++++ Listed entries ++++

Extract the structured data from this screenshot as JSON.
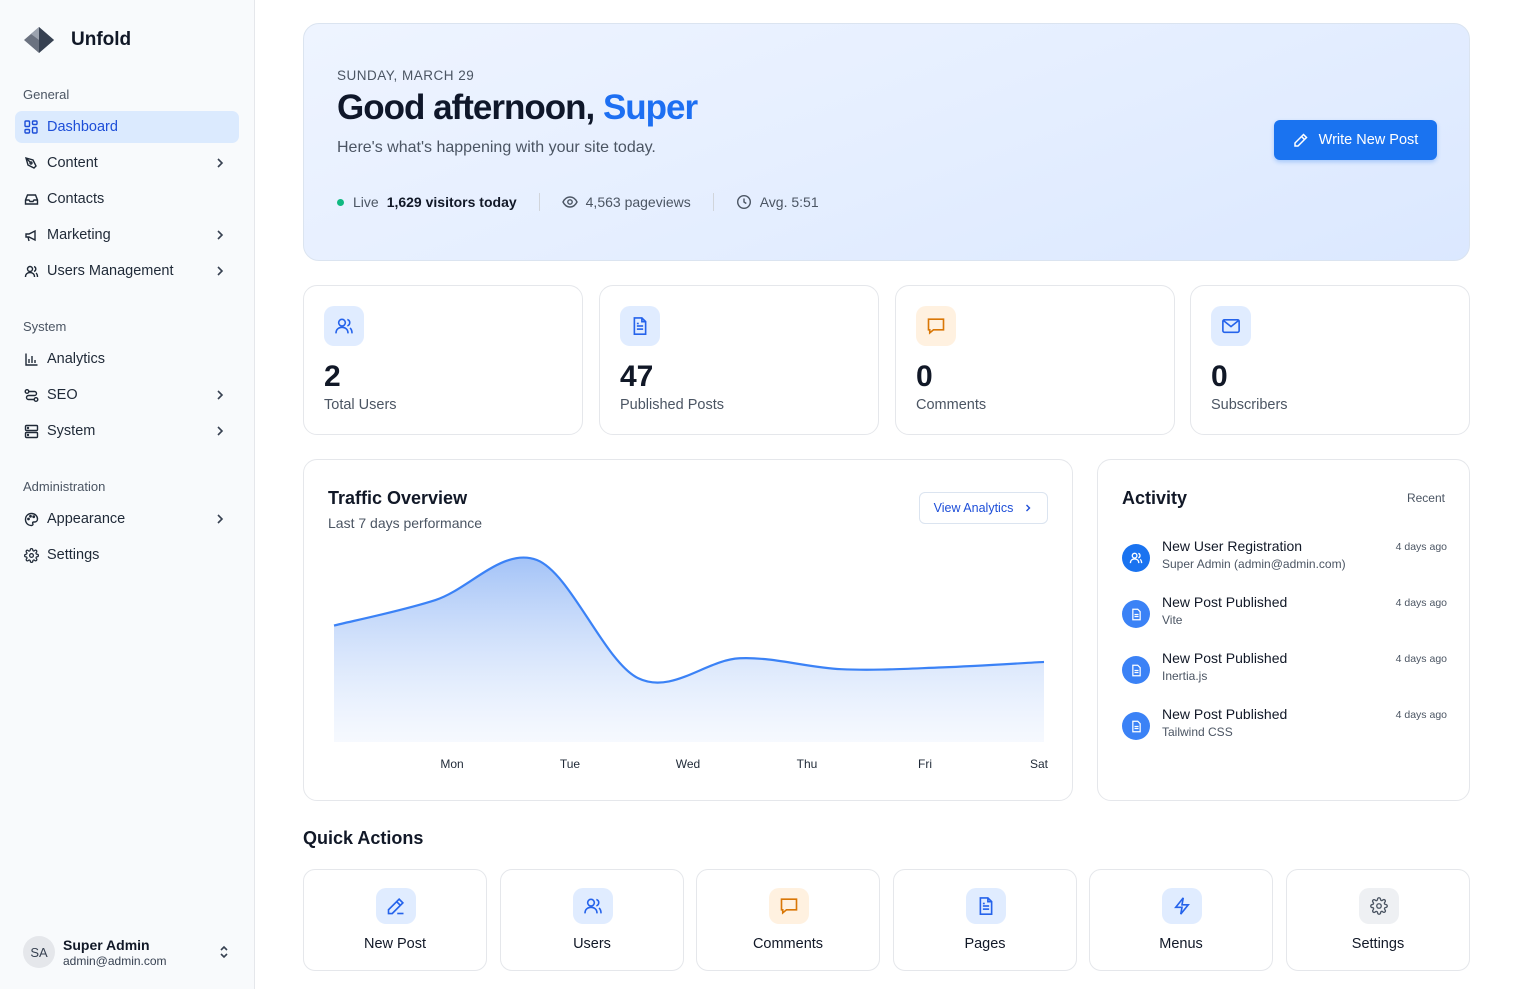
{
  "brand": {
    "name": "Unfold"
  },
  "sidebar": {
    "sections": [
      {
        "label": "General"
      },
      {
        "label": "System"
      },
      {
        "label": "Administration"
      }
    ],
    "items": [
      {
        "label": "Dashboard",
        "icon": "dashboard-grid-icon",
        "active": true
      },
      {
        "label": "Content",
        "icon": "pen-tool-icon",
        "has_children": true
      },
      {
        "label": "Contacts",
        "icon": "inbox-icon"
      },
      {
        "label": "Marketing",
        "icon": "megaphone-icon",
        "has_children": true
      },
      {
        "label": "Users Management",
        "icon": "users-icon",
        "has_children": true
      },
      {
        "label": "Analytics",
        "icon": "bar-chart-icon"
      },
      {
        "label": "SEO",
        "icon": "route-icon",
        "has_children": true
      },
      {
        "label": "System",
        "icon": "server-icon",
        "has_children": true
      },
      {
        "label": "Appearance",
        "icon": "palette-icon",
        "has_children": true
      },
      {
        "label": "Settings",
        "icon": "gear-icon"
      }
    ],
    "user": {
      "initials": "SA",
      "name": "Super Admin",
      "email": "admin@admin.com"
    }
  },
  "hero": {
    "date": "SUNDAY, MARCH 29",
    "greeting": "Good afternoon,",
    "name": "Super",
    "subtitle": "Here's what's happening with your site today.",
    "live_label": "Live",
    "visitors": "1,629 visitors today",
    "pageviews": "4,563 pageviews",
    "avg": "Avg. 5:51",
    "write_button": "Write New Post"
  },
  "stats": [
    {
      "value": "2",
      "label": "Total Users",
      "icon": "users-icon"
    },
    {
      "value": "47",
      "label": "Published Posts",
      "icon": "document-icon"
    },
    {
      "value": "0",
      "label": "Comments",
      "icon": "message-icon"
    },
    {
      "value": "0",
      "label": "Subscribers",
      "icon": "mail-icon"
    }
  ],
  "traffic": {
    "title": "Traffic Overview",
    "subtitle": "Last 7 days performance",
    "view_button": "View Analytics"
  },
  "chart_data": {
    "type": "area",
    "categories": [
      "Mon",
      "Tue",
      "Wed",
      "Thu",
      "Fri",
      "Sat"
    ],
    "points": [
      0.64,
      0.78,
      1.0,
      0.35,
      0.46,
      0.4,
      0.41,
      0.44
    ],
    "color": "#3b82f6",
    "grid": false,
    "xlabel": "",
    "ylabel": ""
  },
  "activity": {
    "title": "Activity",
    "recent_label": "Recent",
    "items": [
      {
        "title": "New User Registration",
        "desc": "Super Admin (admin@admin.com)",
        "time": "4 days ago",
        "icon": "users-icon"
      },
      {
        "title": "New Post Published",
        "desc": "Vite",
        "time": "4 days ago",
        "icon": "document-icon"
      },
      {
        "title": "New Post Published",
        "desc": "Inertia.js",
        "time": "4 days ago",
        "icon": "document-icon"
      },
      {
        "title": "New Post Published",
        "desc": "Tailwind CSS",
        "time": "4 days ago",
        "icon": "document-icon"
      }
    ]
  },
  "quick_actions": {
    "title": "Quick Actions",
    "items": [
      {
        "label": "New Post",
        "icon": "pencil-icon"
      },
      {
        "label": "Users",
        "icon": "users-icon"
      },
      {
        "label": "Comments",
        "icon": "message-icon"
      },
      {
        "label": "Pages",
        "icon": "document-icon"
      },
      {
        "label": "Menus",
        "icon": "lightning-icon"
      },
      {
        "label": "Settings",
        "icon": "gear-icon"
      }
    ]
  },
  "colors": {
    "accent": "#1a73f0",
    "live_dot": "#10b981",
    "orange": "#f59e0b"
  }
}
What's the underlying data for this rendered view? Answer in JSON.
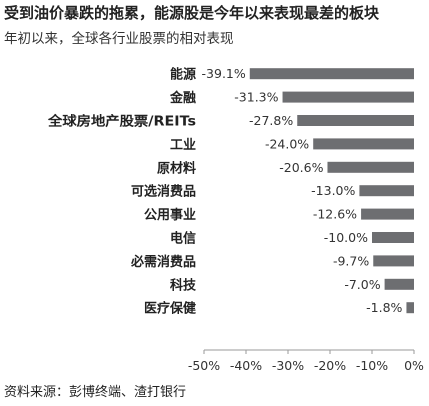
{
  "title": "受到油价暴跌的拖累，能源股是今年以来表现最差的板块",
  "subtitle": "年初以来，全球各行业股票的相对表现",
  "source": "资料来源：彭博终端、渣打银行",
  "colors": {
    "bar": "#6d6e71",
    "axis": "#9a9a9a",
    "text": "#333333"
  },
  "chart_data": {
    "type": "bar",
    "orientation": "horizontal",
    "categories": [
      "能源",
      "金融",
      "全球房地产股票/REITs",
      "工业",
      "原材料",
      "可选消费品",
      "公用事业",
      "电信",
      "必需消费品",
      "科技",
      "医疗保健"
    ],
    "values": [
      -39.1,
      -31.3,
      -27.8,
      -24.0,
      -20.6,
      -13.0,
      -12.6,
      -10.0,
      -9.7,
      -7.0,
      -1.8
    ],
    "data_labels": [
      "-39.1%",
      "-31.3%",
      "-27.8%",
      "-24.0%",
      "-20.6%",
      "-13.0%",
      "-12.6%",
      "-10.0%",
      "-9.7%",
      "-7.0%",
      "-1.8%"
    ],
    "xlim": [
      -50,
      0
    ],
    "x_ticks": [
      -50,
      -40,
      -30,
      -20,
      -10,
      0
    ],
    "x_tick_labels": [
      "-50%",
      "-40%",
      "-30%",
      "-20%",
      "-10%",
      "0%"
    ],
    "grid": false,
    "legend": "none"
  }
}
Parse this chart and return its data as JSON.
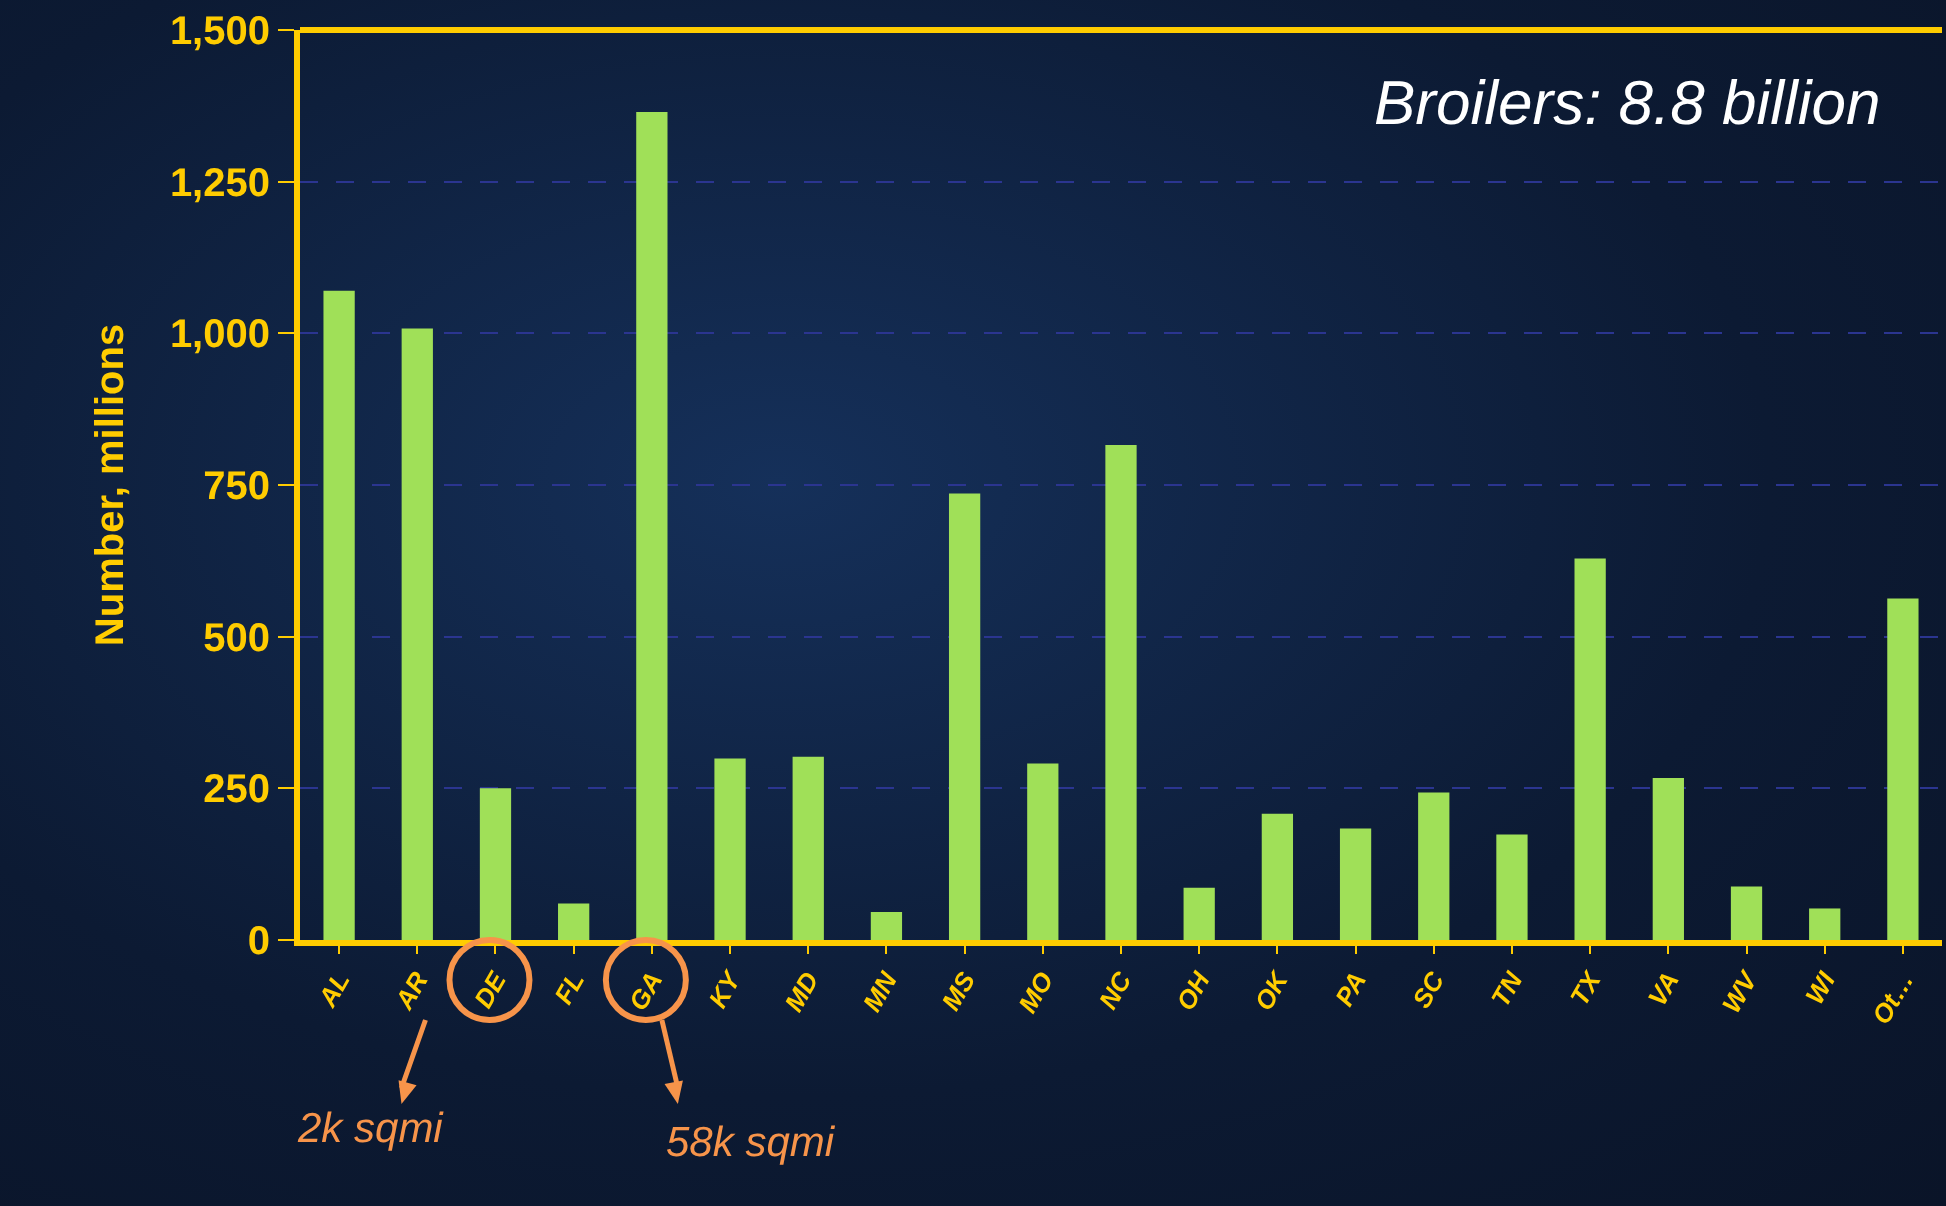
{
  "chart_data": {
    "type": "bar",
    "title": "Broilers: 8.8 billion",
    "ylabel": "Number, millions",
    "categories": [
      "AL",
      "AR",
      "DE",
      "FL",
      "GA",
      "KY",
      "MD",
      "MN",
      "MS",
      "MO",
      "NC",
      "OH",
      "OK",
      "PA",
      "SC",
      "TN",
      "TX",
      "VA",
      "WV",
      "WI",
      "Ot…"
    ],
    "values": [
      1070,
      1008,
      250,
      60,
      1365,
      299,
      302,
      46,
      736,
      291,
      816,
      86,
      208,
      184,
      243,
      174,
      629,
      267,
      88,
      52,
      563
    ],
    "color": "#a0e058",
    "ylim": [
      0,
      1500
    ],
    "yticks": [
      0,
      {
        "value": 250,
        "label": "250"
      },
      {
        "value": 500,
        "label": "500"
      },
      {
        "value": 750,
        "label": "750"
      },
      {
        "value": 1000,
        "label": "1,000"
      },
      {
        "value": 1250,
        "label": "1,250"
      },
      {
        "value": 1500,
        "label": "1,500"
      }
    ],
    "grid": "y",
    "annotations": [
      "2k sqmi",
      "58k sqmi"
    ]
  }
}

++++

Set task
Work out how many lines of the material above contain the word "Super", then give only that figure.

Solution to this task
3